Pull every line of the entries that has the word "What".

## begin DATA FOR PROCESSING

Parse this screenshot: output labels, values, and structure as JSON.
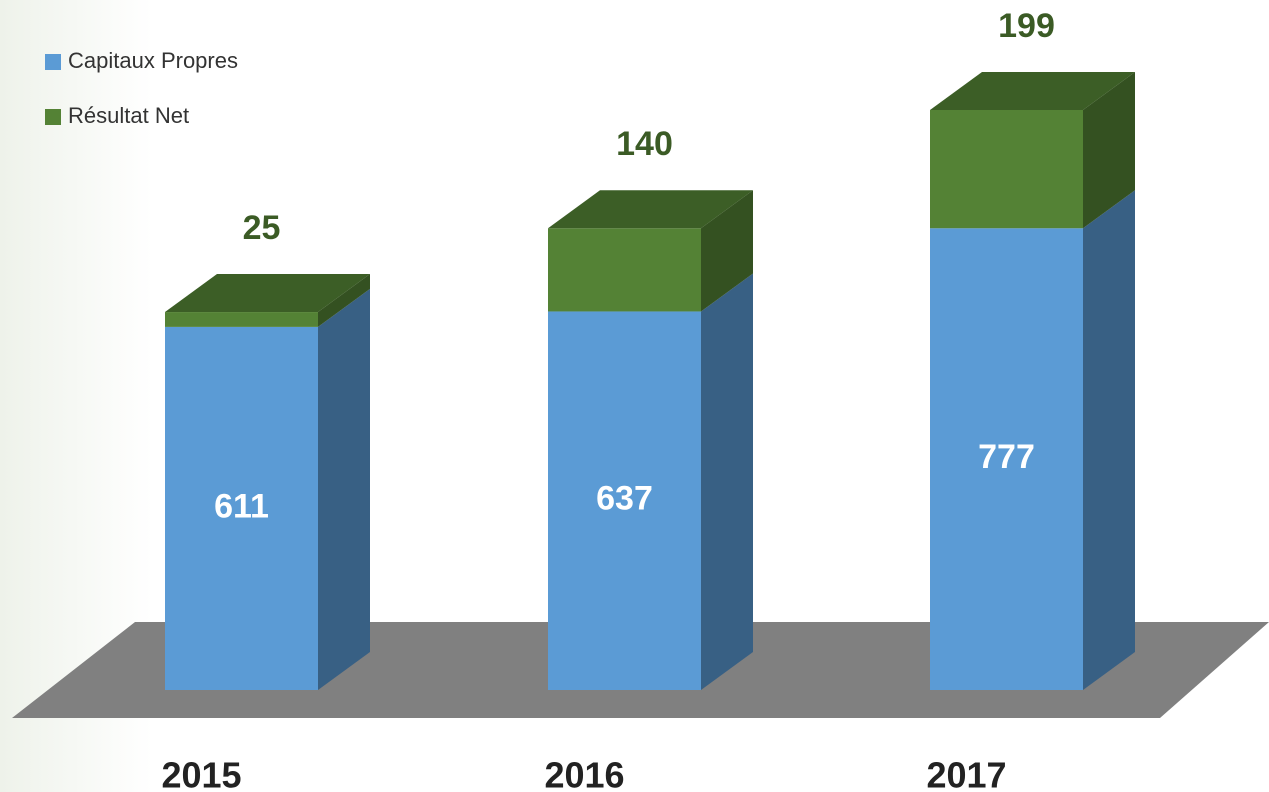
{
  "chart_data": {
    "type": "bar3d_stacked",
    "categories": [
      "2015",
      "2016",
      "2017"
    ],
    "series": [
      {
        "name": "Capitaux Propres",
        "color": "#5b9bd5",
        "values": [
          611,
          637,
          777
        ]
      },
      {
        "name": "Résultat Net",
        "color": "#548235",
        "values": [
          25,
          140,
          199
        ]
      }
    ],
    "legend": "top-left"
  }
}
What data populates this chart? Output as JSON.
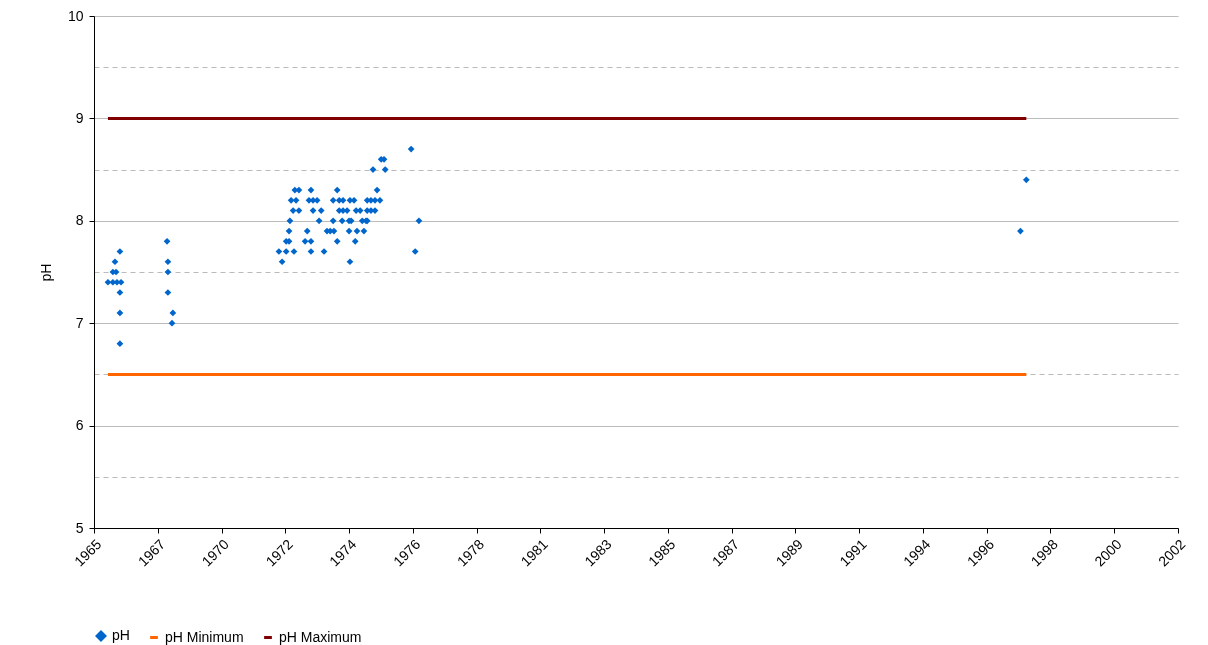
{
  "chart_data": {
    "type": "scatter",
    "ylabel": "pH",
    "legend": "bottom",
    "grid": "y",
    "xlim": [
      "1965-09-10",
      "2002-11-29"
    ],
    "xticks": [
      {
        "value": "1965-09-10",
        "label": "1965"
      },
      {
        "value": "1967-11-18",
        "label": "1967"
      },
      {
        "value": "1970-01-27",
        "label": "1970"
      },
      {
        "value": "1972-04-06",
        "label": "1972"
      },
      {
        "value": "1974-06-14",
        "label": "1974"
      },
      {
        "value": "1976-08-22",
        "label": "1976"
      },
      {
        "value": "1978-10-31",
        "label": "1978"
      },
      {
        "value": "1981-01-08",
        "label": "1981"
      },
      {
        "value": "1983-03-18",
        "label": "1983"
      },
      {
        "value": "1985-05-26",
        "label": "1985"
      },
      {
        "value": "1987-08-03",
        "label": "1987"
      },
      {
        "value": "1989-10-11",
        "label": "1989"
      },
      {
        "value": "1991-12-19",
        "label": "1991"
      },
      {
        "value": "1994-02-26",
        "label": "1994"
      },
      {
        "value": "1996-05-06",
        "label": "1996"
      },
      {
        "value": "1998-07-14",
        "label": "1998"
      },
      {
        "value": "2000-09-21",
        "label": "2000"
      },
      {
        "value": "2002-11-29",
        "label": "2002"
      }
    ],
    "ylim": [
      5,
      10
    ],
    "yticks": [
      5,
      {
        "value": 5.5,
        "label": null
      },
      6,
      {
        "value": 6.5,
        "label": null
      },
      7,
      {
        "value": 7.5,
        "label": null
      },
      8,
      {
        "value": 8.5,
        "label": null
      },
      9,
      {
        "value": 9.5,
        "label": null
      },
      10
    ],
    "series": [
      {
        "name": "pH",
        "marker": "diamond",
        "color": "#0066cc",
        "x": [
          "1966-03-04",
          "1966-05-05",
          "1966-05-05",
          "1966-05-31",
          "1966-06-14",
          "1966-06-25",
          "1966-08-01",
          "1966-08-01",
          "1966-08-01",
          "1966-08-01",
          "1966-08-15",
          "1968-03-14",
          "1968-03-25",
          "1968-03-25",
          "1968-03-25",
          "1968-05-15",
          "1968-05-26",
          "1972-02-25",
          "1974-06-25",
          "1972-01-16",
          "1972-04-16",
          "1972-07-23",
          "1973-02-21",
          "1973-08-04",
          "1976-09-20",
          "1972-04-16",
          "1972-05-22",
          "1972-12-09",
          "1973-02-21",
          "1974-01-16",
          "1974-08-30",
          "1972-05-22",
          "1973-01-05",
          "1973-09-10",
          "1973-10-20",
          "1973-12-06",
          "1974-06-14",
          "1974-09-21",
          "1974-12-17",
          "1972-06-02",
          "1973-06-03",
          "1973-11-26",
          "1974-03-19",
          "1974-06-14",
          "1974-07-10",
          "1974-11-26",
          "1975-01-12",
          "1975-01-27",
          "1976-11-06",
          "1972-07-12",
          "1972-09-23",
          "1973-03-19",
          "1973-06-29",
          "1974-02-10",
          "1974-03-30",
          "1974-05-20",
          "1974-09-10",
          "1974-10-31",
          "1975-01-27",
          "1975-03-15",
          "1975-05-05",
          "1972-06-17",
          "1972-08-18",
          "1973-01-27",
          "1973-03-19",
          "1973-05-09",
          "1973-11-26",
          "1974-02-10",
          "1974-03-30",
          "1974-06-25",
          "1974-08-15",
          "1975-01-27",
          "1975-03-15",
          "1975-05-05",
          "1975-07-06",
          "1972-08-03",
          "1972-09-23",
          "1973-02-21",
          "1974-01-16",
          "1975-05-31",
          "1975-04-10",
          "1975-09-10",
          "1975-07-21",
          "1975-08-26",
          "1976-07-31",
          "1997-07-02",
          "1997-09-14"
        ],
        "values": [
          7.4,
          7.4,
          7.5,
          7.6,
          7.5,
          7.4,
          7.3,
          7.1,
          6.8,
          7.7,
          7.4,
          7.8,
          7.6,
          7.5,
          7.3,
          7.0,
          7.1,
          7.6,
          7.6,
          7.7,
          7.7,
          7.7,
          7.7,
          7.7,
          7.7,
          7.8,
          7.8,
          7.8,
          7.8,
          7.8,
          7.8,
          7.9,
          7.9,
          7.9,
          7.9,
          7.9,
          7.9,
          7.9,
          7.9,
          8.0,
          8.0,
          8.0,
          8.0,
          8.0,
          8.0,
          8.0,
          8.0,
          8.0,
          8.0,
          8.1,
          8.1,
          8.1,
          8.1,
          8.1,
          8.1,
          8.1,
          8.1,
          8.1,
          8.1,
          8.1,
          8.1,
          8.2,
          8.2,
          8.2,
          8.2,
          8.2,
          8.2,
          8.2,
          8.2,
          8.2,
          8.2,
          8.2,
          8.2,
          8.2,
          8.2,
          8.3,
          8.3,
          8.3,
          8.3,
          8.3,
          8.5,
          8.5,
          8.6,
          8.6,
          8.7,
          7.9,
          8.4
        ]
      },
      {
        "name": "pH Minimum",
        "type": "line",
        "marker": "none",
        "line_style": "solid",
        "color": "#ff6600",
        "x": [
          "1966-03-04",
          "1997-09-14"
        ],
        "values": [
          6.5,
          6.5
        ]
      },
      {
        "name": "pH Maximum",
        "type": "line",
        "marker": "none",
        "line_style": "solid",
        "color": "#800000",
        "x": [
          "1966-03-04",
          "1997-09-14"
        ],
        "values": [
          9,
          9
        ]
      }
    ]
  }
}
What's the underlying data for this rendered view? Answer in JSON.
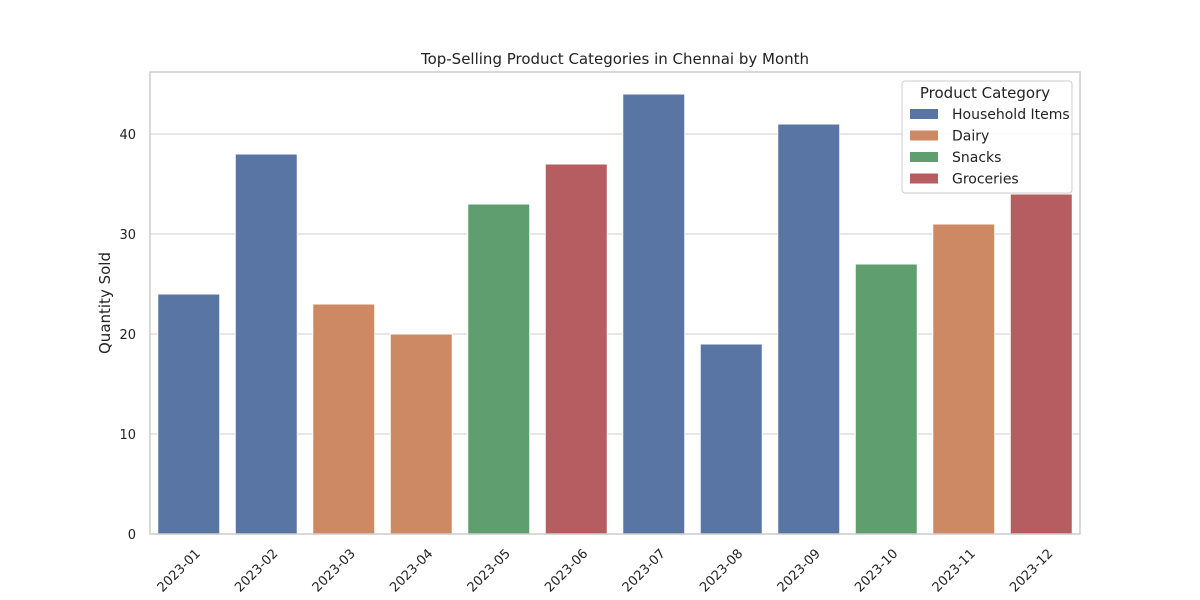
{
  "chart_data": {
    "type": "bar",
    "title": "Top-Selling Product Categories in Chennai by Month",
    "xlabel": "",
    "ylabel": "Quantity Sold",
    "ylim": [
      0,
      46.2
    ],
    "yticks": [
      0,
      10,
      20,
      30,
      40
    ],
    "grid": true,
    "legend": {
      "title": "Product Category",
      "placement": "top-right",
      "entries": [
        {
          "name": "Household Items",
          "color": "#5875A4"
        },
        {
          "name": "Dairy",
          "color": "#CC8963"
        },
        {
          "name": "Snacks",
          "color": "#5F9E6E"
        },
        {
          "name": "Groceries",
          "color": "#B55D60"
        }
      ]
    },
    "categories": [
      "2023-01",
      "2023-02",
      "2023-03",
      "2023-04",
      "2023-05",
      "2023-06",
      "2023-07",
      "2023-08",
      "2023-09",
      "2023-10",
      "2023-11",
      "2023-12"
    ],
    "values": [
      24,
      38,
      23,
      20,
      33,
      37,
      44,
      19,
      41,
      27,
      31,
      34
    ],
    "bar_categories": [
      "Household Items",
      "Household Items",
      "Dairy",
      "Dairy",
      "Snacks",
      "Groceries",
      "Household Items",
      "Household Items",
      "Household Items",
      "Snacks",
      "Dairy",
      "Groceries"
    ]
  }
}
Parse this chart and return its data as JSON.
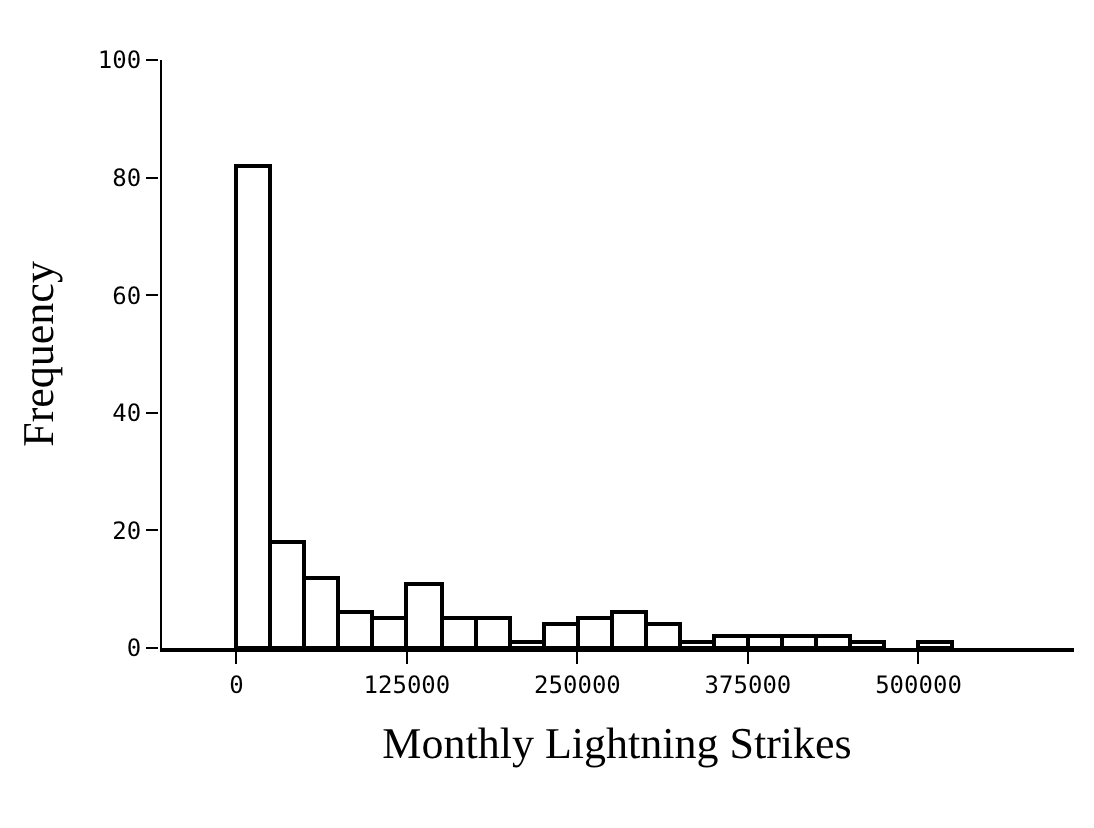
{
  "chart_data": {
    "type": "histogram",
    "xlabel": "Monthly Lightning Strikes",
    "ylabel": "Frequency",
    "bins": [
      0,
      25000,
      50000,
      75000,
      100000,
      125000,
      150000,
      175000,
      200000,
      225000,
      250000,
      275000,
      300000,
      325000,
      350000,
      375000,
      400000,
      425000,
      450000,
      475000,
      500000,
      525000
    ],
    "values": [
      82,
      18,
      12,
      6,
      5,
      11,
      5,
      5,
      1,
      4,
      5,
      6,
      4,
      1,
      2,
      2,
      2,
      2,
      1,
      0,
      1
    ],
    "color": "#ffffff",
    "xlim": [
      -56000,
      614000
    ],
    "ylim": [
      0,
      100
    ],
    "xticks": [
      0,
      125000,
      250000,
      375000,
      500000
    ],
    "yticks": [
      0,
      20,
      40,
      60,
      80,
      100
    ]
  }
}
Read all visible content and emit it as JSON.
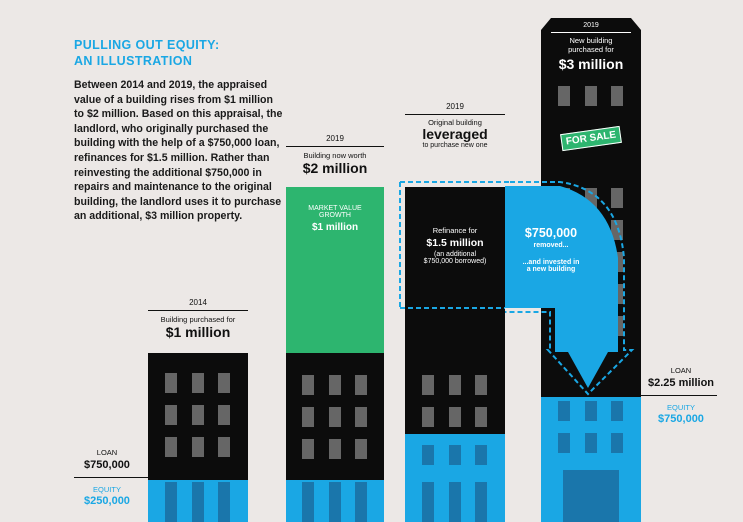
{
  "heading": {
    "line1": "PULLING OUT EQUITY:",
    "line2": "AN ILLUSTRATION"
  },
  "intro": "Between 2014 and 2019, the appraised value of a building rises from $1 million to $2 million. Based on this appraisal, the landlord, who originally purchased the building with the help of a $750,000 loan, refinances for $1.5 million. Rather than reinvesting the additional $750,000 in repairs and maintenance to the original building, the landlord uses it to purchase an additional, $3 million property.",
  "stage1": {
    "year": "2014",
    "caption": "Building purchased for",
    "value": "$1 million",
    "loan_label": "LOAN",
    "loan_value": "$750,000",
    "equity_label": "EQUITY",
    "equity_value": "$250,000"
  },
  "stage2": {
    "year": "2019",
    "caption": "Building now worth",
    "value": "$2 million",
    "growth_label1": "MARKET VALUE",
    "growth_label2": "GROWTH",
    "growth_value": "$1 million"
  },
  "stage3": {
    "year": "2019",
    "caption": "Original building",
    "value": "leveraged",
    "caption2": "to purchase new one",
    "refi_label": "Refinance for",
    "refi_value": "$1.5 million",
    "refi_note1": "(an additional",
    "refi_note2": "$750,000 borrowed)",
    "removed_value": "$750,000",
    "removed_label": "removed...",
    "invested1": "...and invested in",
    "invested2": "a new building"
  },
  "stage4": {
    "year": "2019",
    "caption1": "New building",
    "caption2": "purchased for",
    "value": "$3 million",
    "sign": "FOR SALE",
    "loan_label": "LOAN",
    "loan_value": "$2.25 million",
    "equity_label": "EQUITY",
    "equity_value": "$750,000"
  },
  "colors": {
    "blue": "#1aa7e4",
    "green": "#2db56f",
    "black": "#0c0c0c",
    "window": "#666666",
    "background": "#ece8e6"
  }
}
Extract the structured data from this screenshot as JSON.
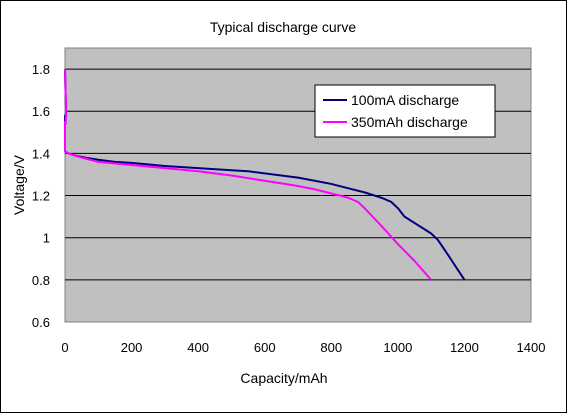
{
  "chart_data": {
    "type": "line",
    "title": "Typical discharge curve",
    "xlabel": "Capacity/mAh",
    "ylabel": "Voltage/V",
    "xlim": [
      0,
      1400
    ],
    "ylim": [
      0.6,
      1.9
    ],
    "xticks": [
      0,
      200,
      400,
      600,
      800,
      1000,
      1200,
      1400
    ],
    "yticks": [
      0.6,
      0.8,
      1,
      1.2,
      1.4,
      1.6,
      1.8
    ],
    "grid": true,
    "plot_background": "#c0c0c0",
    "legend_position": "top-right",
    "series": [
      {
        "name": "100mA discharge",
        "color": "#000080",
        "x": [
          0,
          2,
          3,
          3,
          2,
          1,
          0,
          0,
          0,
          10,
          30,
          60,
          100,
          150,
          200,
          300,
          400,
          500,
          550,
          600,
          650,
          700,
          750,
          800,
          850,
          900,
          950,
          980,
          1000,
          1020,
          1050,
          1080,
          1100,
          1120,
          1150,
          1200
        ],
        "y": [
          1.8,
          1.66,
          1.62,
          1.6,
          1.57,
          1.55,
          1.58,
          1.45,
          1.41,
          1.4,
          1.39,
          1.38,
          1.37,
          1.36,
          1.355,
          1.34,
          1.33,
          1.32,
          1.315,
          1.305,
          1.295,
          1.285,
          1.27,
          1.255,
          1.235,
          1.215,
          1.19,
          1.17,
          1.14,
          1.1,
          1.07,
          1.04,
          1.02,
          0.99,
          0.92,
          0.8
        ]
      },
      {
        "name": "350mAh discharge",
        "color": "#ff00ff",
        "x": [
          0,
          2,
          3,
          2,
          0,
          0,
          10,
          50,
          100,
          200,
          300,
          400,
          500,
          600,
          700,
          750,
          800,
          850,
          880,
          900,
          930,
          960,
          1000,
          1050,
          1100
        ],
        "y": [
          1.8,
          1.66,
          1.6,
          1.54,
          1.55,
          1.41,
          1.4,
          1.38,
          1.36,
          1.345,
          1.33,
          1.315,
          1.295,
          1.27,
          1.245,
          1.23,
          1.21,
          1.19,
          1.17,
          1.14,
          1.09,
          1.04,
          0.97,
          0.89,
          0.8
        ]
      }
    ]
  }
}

## end DATA FOR PROCESSING

▶ **RESULT FOR THIS EXERCISE**:
What data populates this chart? Output as JSON.
What's the underlying data for this rendered view? Answer in JSON.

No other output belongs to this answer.